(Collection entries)

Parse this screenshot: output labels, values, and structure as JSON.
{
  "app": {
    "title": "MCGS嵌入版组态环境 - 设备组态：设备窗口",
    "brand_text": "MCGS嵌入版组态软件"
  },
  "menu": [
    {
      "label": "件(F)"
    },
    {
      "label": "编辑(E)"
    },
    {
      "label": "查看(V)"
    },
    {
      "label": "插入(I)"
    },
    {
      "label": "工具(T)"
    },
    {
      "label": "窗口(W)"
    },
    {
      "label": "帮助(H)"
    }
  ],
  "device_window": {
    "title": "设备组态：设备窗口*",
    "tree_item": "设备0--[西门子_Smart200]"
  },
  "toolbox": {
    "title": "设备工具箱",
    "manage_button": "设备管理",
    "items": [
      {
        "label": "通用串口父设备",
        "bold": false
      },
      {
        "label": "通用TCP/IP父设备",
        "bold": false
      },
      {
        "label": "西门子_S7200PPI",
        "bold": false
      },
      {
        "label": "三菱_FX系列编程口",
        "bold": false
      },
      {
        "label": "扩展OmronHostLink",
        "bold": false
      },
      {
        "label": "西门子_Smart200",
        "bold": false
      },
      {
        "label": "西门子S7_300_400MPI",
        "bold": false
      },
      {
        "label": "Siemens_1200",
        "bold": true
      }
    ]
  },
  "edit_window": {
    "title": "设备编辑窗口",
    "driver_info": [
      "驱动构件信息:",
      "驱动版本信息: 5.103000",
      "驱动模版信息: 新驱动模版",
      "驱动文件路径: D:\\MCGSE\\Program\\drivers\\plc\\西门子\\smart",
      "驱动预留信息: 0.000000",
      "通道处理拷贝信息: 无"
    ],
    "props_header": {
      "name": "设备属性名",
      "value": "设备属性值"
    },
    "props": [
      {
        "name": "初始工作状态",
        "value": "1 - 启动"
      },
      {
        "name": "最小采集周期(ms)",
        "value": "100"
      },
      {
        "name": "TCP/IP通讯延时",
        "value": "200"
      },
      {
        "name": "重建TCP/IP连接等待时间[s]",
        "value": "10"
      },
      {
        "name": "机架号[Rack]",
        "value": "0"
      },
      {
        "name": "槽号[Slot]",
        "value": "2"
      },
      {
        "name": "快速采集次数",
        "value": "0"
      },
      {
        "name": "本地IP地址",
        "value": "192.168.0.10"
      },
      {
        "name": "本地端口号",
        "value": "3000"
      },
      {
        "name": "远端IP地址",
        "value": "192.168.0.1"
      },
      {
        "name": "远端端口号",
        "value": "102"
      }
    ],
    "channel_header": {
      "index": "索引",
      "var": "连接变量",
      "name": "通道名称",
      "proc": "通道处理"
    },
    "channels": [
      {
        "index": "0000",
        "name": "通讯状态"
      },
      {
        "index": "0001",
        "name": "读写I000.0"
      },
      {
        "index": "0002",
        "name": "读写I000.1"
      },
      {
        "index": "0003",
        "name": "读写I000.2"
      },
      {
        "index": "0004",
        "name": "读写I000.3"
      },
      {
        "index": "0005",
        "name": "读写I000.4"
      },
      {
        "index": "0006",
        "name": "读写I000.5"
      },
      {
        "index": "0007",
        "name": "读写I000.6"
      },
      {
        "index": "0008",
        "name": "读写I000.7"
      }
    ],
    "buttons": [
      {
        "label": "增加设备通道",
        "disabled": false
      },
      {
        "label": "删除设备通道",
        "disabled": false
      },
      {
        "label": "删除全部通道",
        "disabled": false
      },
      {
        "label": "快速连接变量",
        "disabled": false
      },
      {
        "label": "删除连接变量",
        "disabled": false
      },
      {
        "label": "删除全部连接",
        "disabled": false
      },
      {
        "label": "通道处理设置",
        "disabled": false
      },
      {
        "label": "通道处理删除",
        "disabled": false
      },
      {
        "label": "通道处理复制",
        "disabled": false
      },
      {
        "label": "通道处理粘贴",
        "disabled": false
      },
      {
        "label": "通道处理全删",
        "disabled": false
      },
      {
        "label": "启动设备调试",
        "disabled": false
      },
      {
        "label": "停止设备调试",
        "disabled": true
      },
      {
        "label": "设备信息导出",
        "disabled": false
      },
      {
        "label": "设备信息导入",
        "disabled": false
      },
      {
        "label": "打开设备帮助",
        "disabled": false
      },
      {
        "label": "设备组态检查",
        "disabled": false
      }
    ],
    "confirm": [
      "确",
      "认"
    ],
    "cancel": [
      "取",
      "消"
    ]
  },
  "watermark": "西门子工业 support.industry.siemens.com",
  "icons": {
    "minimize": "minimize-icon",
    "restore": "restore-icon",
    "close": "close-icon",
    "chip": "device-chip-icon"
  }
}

● Written request:
Output each record exactly, leaving nothing out.

● Completed exercise:
Parse this screenshot: output labels, values, and structure as JSON.
{
  "app": {
    "title": "MCGS嵌入版组态环境 - 设备组态：设备窗口",
    "brand_text": "MCGS嵌入版组态软件"
  },
  "menu": [
    {
      "label": "件(F)"
    },
    {
      "label": "编辑(E)"
    },
    {
      "label": "查看(V)"
    },
    {
      "label": "插入(I)"
    },
    {
      "label": "工具(T)"
    },
    {
      "label": "窗口(W)"
    },
    {
      "label": "帮助(H)"
    }
  ],
  "device_window": {
    "title": "设备组态：设备窗口*",
    "tree_item": "设备0--[西门子_Smart200]"
  },
  "toolbox": {
    "title": "设备工具箱",
    "manage_button": "设备管理",
    "items": [
      {
        "label": "通用串口父设备",
        "bold": false
      },
      {
        "label": "通用TCP/IP父设备",
        "bold": false
      },
      {
        "label": "西门子_S7200PPI",
        "bold": false
      },
      {
        "label": "三菱_FX系列编程口",
        "bold": false
      },
      {
        "label": "扩展OmronHostLink",
        "bold": false
      },
      {
        "label": "西门子_Smart200",
        "bold": false
      },
      {
        "label": "西门子S7_300_400MPI",
        "bold": false
      },
      {
        "label": "Siemens_1200",
        "bold": true
      }
    ]
  },
  "edit_window": {
    "title": "设备编辑窗口",
    "driver_info": [
      "驱动构件信息:",
      "驱动版本信息: 5.103000",
      "驱动模版信息: 新驱动模版",
      "驱动文件路径: D:\\MCGSE\\Program\\drivers\\plc\\西门子\\smart",
      "驱动预留信息: 0.000000",
      "通道处理拷贝信息: 无"
    ],
    "props_header": {
      "name": "设备属性名",
      "value": "设备属性值"
    },
    "props": [
      {
        "name": "初始工作状态",
        "value": "1 - 启动"
      },
      {
        "name": "最小采集周期(ms)",
        "value": "100"
      },
      {
        "name": "TCP/IP通讯延时",
        "value": "200"
      },
      {
        "name": "重建TCP/IP连接等待时间[s]",
        "value": "10"
      },
      {
        "name": "机架号[Rack]",
        "value": "0"
      },
      {
        "name": "槽号[Slot]",
        "value": "2"
      },
      {
        "name": "快速采集次数",
        "value": "0"
      },
      {
        "name": "本地IP地址",
        "value": "192.168.0.10"
      },
      {
        "name": "本地端口号",
        "value": "3000"
      },
      {
        "name": "远端IP地址",
        "value": "192.168.0.1"
      },
      {
        "name": "远端端口号",
        "value": "102"
      }
    ],
    "channel_header": {
      "index": "索引",
      "var": "连接变量",
      "name": "通道名称",
      "proc": "通道处理"
    },
    "channels": [
      {
        "index": "0000",
        "name": "通讯状态"
      },
      {
        "index": "0001",
        "name": "读写I000.0"
      },
      {
        "index": "0002",
        "name": "读写I000.1"
      },
      {
        "index": "0003",
        "name": "读写I000.2"
      },
      {
        "index": "0004",
        "name": "读写I000.3"
      },
      {
        "index": "0005",
        "name": "读写I000.4"
      },
      {
        "index": "0006",
        "name": "读写I000.5"
      },
      {
        "index": "0007",
        "name": "读写I000.6"
      },
      {
        "index": "0008",
        "name": "读写I000.7"
      }
    ],
    "buttons": [
      {
        "label": "增加设备通道",
        "disabled": false
      },
      {
        "label": "删除设备通道",
        "disabled": false
      },
      {
        "label": "删除全部通道",
        "disabled": false
      },
      {
        "label": "快速连接变量",
        "disabled": false
      },
      {
        "label": "删除连接变量",
        "disabled": false
      },
      {
        "label": "删除全部连接",
        "disabled": false
      },
      {
        "label": "通道处理设置",
        "disabled": false
      },
      {
        "label": "通道处理删除",
        "disabled": false
      },
      {
        "label": "通道处理复制",
        "disabled": false
      },
      {
        "label": "通道处理粘贴",
        "disabled": false
      },
      {
        "label": "通道处理全删",
        "disabled": false
      },
      {
        "label": "启动设备调试",
        "disabled": false
      },
      {
        "label": "停止设备调试",
        "disabled": true
      },
      {
        "label": "设备信息导出",
        "disabled": false
      },
      {
        "label": "设备信息导入",
        "disabled": false
      },
      {
        "label": "打开设备帮助",
        "disabled": false
      },
      {
        "label": "设备组态检查",
        "disabled": false
      }
    ],
    "confirm": [
      "确",
      "认"
    ],
    "cancel": [
      "取",
      "消"
    ]
  },
  "watermark": "西门子工业 support.industry.siemens.com",
  "icons": {
    "minimize": "minimize-icon",
    "restore": "restore-icon",
    "close": "close-icon",
    "chip": "device-chip-icon"
  }
}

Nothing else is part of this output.